Required work |
Copy out each line featuring the string "Time" from the entries beneath.

-- Begin --

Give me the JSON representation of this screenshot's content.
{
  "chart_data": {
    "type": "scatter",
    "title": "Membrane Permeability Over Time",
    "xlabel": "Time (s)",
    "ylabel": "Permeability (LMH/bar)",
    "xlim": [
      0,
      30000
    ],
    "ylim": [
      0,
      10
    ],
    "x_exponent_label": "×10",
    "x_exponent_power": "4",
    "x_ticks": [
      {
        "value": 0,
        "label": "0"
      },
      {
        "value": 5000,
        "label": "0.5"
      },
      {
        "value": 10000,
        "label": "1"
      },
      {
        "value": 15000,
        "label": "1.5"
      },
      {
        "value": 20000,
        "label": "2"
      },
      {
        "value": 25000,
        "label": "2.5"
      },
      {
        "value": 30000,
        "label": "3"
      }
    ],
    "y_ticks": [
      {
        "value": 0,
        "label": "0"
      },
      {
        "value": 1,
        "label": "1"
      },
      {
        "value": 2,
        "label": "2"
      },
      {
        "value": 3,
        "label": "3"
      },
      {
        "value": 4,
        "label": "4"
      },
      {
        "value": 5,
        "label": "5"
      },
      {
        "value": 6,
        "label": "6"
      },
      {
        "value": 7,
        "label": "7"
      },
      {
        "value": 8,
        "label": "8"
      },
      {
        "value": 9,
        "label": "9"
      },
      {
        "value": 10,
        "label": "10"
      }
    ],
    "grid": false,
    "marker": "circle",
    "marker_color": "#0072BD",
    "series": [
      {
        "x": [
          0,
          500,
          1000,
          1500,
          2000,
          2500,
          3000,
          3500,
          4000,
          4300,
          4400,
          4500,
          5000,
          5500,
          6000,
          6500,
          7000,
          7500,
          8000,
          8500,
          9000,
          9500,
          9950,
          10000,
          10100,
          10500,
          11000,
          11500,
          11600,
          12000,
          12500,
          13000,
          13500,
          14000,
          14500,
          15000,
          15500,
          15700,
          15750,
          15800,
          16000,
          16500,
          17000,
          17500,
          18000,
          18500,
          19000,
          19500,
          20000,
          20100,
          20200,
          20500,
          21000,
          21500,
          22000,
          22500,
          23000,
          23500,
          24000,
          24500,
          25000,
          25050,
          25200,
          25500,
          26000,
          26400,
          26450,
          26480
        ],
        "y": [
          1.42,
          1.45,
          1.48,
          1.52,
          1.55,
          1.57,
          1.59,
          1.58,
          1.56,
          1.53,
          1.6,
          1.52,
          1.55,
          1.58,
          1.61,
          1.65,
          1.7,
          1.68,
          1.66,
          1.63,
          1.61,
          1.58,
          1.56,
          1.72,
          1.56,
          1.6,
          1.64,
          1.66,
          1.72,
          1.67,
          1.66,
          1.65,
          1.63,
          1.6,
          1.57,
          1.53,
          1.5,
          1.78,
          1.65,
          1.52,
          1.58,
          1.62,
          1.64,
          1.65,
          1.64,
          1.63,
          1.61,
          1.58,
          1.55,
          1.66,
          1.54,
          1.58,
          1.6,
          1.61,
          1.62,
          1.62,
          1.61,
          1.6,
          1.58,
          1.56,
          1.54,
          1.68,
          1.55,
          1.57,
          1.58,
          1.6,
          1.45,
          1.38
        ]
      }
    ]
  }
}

-- End --

Finished answer |
    "title": "Membrane Permeability Over Time",
    "xlabel": "Time (s)",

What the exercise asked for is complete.